DIRECTIONS.
Could you print the Coffee County passage below word for word, from "In the period" to "eight lynchings each."?

DOCUMENT PASSAGE.
**********

Coffee County is a county located in the central part of the state of Tennessee, in the United States. As of the 2020 census, the county's population was 57,889.  Its county seat is Manchester. Coffee County is part of the Tullahoma-Manchester, TN Micropolitan Statistical Area. It is also part of Middle Tennessee, one of the three Grand Divisions of the state.

History
Coffee County was formed in 1836 from parts of Bedford, Warren, and Franklin counties. It was named for John Coffee, a prominent planter, land speculator, and militia officer. Similar to other counties in this area of the state, planters here cultivated mostly tobacco and hemp, produced by the labor of Black slaves.

In the period after the Reconstruction era ended (1877) and into the early 20th century, whites in Coffee County committed eight lynchings of Blacks. This was the fifth-highest total of any county in the state, but three other counties also had eight lynchings each.

**********

(Extracted data entries)

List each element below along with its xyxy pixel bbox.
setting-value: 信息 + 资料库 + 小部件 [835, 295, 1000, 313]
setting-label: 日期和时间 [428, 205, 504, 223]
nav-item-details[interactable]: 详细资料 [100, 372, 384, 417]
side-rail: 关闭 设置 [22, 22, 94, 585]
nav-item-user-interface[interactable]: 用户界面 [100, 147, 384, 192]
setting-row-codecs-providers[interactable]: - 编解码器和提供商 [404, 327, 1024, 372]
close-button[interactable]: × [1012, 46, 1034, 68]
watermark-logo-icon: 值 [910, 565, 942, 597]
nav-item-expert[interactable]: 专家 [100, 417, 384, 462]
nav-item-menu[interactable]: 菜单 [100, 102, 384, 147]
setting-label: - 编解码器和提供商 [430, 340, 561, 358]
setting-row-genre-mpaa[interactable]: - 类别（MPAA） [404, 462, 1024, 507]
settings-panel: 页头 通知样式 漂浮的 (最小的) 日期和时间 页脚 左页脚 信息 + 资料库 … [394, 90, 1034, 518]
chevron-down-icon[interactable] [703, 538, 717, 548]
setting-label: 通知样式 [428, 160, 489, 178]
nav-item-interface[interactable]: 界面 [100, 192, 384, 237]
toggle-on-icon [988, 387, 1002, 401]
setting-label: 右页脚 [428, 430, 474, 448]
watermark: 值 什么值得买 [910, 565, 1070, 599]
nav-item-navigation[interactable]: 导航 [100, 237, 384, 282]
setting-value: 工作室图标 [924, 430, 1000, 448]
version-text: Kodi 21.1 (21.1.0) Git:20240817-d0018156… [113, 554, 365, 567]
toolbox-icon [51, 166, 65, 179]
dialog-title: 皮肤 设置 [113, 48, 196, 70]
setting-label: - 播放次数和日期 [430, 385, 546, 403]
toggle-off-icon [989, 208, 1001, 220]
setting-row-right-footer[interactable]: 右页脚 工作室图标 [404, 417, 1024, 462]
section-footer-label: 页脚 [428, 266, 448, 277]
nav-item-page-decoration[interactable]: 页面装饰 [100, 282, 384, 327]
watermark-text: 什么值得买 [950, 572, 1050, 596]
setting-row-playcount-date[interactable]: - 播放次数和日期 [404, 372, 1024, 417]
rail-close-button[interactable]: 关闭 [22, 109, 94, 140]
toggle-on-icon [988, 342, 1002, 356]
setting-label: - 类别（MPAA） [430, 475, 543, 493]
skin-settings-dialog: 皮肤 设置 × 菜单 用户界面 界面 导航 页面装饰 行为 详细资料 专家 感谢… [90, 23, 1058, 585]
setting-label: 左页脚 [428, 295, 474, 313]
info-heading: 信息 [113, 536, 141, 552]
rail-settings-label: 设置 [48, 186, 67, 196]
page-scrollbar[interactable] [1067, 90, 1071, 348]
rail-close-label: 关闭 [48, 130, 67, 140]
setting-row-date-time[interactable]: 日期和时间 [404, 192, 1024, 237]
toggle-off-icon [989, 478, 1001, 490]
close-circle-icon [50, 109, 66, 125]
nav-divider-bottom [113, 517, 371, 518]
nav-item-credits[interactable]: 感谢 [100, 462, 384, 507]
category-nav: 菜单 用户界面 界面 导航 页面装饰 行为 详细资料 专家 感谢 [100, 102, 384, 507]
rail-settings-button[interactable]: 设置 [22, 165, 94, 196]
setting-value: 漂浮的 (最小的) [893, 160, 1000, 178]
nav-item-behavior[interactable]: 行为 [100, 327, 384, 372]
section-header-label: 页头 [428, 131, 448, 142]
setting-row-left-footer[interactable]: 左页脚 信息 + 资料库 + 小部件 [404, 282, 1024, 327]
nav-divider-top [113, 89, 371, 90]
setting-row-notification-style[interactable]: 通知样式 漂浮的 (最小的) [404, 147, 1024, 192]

**********

SOLUTION TO THIS TASK.
In the period after the Reconstruction era ended (1877) and into the early 20th century, whites in Coffee County committed eight lynchings of Blacks. This was the fifth-highest total of any county in the state, but three other counties also had eight lynchings each.